- **What this task involves**
Repeat the whole of the data, keeping every detail the same.

- **Material to process**

-*-

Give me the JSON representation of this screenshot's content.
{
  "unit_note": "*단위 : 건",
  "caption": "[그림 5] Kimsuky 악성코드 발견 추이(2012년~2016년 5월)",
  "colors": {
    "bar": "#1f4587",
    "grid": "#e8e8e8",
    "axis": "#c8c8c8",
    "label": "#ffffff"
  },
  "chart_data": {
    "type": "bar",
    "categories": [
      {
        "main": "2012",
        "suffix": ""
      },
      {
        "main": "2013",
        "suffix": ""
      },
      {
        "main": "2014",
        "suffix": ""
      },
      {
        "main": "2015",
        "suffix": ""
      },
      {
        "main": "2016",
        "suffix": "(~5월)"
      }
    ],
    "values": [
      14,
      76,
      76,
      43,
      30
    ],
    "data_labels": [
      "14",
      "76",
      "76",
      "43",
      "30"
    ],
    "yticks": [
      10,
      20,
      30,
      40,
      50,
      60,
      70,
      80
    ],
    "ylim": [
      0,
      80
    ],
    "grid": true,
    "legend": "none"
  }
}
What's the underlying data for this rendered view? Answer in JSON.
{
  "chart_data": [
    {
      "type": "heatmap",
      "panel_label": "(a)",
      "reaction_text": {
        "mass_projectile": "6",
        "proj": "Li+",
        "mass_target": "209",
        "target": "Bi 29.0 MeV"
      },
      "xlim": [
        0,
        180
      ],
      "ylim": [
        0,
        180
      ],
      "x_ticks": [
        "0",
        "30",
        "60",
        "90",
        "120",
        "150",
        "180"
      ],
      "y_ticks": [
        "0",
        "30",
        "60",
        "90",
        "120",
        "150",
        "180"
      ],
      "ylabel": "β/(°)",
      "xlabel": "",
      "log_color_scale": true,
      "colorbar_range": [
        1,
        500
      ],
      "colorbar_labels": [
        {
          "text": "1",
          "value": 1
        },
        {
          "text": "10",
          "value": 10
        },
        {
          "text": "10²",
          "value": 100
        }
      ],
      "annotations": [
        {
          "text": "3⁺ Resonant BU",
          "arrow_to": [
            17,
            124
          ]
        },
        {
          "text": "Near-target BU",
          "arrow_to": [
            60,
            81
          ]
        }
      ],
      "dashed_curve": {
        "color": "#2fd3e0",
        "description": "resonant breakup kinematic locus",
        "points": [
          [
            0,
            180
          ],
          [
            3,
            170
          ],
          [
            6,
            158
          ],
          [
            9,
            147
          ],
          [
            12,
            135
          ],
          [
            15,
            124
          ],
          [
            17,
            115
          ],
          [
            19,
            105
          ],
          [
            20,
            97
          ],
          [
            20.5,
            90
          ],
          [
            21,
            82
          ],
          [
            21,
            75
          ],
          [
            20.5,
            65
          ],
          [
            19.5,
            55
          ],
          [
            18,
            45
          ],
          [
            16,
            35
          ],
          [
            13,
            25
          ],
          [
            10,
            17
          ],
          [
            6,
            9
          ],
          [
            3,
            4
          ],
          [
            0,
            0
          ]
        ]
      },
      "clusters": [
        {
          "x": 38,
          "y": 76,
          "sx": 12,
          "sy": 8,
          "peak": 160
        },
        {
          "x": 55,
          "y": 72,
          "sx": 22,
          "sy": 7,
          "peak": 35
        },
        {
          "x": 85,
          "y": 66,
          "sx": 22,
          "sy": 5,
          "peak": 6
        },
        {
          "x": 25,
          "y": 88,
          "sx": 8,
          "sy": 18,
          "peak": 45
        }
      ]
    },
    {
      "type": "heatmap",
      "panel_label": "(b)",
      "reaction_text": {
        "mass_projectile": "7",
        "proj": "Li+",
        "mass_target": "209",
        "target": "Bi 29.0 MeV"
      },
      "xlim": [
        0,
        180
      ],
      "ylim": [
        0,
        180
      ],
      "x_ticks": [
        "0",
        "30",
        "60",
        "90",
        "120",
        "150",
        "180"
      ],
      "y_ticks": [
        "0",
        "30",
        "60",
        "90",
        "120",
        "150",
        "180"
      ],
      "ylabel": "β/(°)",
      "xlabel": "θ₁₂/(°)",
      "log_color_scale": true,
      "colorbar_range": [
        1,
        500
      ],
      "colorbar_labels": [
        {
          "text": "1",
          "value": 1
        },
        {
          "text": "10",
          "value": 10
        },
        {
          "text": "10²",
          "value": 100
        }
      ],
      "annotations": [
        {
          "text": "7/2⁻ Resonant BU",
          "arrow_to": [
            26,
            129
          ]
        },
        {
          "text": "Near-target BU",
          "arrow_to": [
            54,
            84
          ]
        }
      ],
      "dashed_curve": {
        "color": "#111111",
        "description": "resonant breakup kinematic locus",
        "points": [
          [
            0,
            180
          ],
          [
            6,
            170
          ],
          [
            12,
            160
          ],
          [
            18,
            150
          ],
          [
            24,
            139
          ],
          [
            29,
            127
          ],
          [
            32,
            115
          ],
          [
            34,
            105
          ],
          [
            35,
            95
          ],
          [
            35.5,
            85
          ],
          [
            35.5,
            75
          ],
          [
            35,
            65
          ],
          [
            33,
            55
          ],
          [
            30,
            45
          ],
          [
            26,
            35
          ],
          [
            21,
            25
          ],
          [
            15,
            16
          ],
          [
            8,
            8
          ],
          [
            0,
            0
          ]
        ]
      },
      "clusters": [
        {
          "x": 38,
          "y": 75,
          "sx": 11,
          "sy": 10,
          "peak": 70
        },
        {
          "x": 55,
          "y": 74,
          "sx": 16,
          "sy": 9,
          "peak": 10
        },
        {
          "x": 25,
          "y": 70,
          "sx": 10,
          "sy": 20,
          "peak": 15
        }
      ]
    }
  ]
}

-*-

- **Solution to the exercise**
Give me the JSON representation of this screenshot's content.
{
  "unit_note": "*단위 : 건",
  "caption": "[그림 5] Kimsuky 악성코드 발견 추이(2012년~2016년 5월)",
  "colors": {
    "bar": "#1f4587",
    "grid": "#e8e8e8",
    "axis": "#c8c8c8",
    "label": "#ffffff"
  },
  "chart_data": {
    "type": "bar",
    "categories": [
      {
        "main": "2012",
        "suffix": ""
      },
      {
        "main": "2013",
        "suffix": ""
      },
      {
        "main": "2014",
        "suffix": ""
      },
      {
        "main": "2015",
        "suffix": ""
      },
      {
        "main": "2016",
        "suffix": "(~5월)"
      }
    ],
    "values": [
      14,
      76,
      76,
      43,
      30
    ],
    "data_labels": [
      "14",
      "76",
      "76",
      "43",
      "30"
    ],
    "yticks": [
      10,
      20,
      30,
      40,
      50,
      60,
      70,
      80
    ],
    "ylim": [
      0,
      80
    ],
    "grid": true,
    "legend": "none"
  }
}
What's the underlying data for this rendered view? Answer in JSON.
{
  "chart_data": [
    {
      "type": "heatmap",
      "panel_label": "(a)",
      "reaction_text": {
        "mass_projectile": "6",
        "proj": "Li+",
        "mass_target": "209",
        "target": "Bi 29.0 MeV"
      },
      "xlim": [
        0,
        180
      ],
      "ylim": [
        0,
        180
      ],
      "x_ticks": [
        "0",
        "30",
        "60",
        "90",
        "120",
        "150",
        "180"
      ],
      "y_ticks": [
        "0",
        "30",
        "60",
        "90",
        "120",
        "150",
        "180"
      ],
      "ylabel": "β/(°)",
      "xlabel": "",
      "log_color_scale": true,
      "colorbar_range": [
        1,
        500
      ],
      "colorbar_labels": [
        {
          "text": "1",
          "value": 1
        },
        {
          "text": "10",
          "value": 10
        },
        {
          "text": "10²",
          "value": 100
        }
      ],
      "annotations": [
        {
          "text": "3⁺ Resonant BU",
          "arrow_to": [
            17,
            124
          ]
        },
        {
          "text": "Near-target BU",
          "arrow_to": [
            60,
            81
          ]
        }
      ],
      "dashed_curve": {
        "color": "#2fd3e0",
        "description": "resonant breakup kinematic locus",
        "points": [
          [
            0,
            180
          ],
          [
            3,
            170
          ],
          [
            6,
            158
          ],
          [
            9,
            147
          ],
          [
            12,
            135
          ],
          [
            15,
            124
          ],
          [
            17,
            115
          ],
          [
            19,
            105
          ],
          [
            20,
            97
          ],
          [
            20.5,
            90
          ],
          [
            21,
            82
          ],
          [
            21,
            75
          ],
          [
            20.5,
            65
          ],
          [
            19.5,
            55
          ],
          [
            18,
            45
          ],
          [
            16,
            35
          ],
          [
            13,
            25
          ],
          [
            10,
            17
          ],
          [
            6,
            9
          ],
          [
            3,
            4
          ],
          [
            0,
            0
          ]
        ]
      },
      "clusters": [
        {
          "x": 38,
          "y": 76,
          "sx": 12,
          "sy": 8,
          "peak": 160
        },
        {
          "x": 55,
          "y": 72,
          "sx": 22,
          "sy": 7,
          "peak": 35
        },
        {
          "x": 85,
          "y": 66,
          "sx": 22,
          "sy": 5,
          "peak": 6
        },
        {
          "x": 25,
          "y": 88,
          "sx": 8,
          "sy": 18,
          "peak": 45
        }
      ]
    },
    {
      "type": "heatmap",
      "panel_label": "(b)",
      "reaction_text": {
        "mass_projectile": "7",
        "proj": "Li+",
        "mass_target": "209",
        "target": "Bi 29.0 MeV"
      },
      "xlim": [
        0,
        180
      ],
      "ylim": [
        0,
        180
      ],
      "x_ticks": [
        "0",
        "30",
        "60",
        "90",
        "120",
        "150",
        "180"
      ],
      "y_ticks": [
        "0",
        "30",
        "60",
        "90",
        "120",
        "150",
        "180"
      ],
      "ylabel": "β/(°)",
      "xlabel": "θ₁₂/(°)",
      "log_color_scale": true,
      "colorbar_range": [
        1,
        500
      ],
      "colorbar_labels": [
        {
          "text": "1",
          "value": 1
        },
        {
          "text": "10",
          "value": 10
        },
        {
          "text": "10²",
          "value": 100
        }
      ],
      "annotations": [
        {
          "text": "7/2⁻ Resonant BU",
          "arrow_to": [
            26,
            129
          ]
        },
        {
          "text": "Near-target BU",
          "arrow_to": [
            54,
            84
          ]
        }
      ],
      "dashed_curve": {
        "color": "#111111",
        "description": "resonant breakup kinematic locus",
        "points": [
          [
            0,
            180
          ],
          [
            6,
            170
          ],
          [
            12,
            160
          ],
          [
            18,
            150
          ],
          [
            24,
            139
          ],
          [
            29,
            127
          ],
          [
            32,
            115
          ],
          [
            34,
            105
          ],
          [
            35,
            95
          ],
          [
            35.5,
            85
          ],
          [
            35.5,
            75
          ],
          [
            35,
            65
          ],
          [
            33,
            55
          ],
          [
            30,
            45
          ],
          [
            26,
            35
          ],
          [
            21,
            25
          ],
          [
            15,
            16
          ],
          [
            8,
            8
          ],
          [
            0,
            0
          ]
        ]
      },
      "clusters": [
        {
          "x": 38,
          "y": 75,
          "sx": 11,
          "sy": 10,
          "peak": 70
        },
        {
          "x": 55,
          "y": 74,
          "sx": 16,
          "sy": 9,
          "peak": 10
        },
        {
          "x": 25,
          "y": 70,
          "sx": 10,
          "sy": 20,
          "peak": 15
        }
      ]
    }
  ]
}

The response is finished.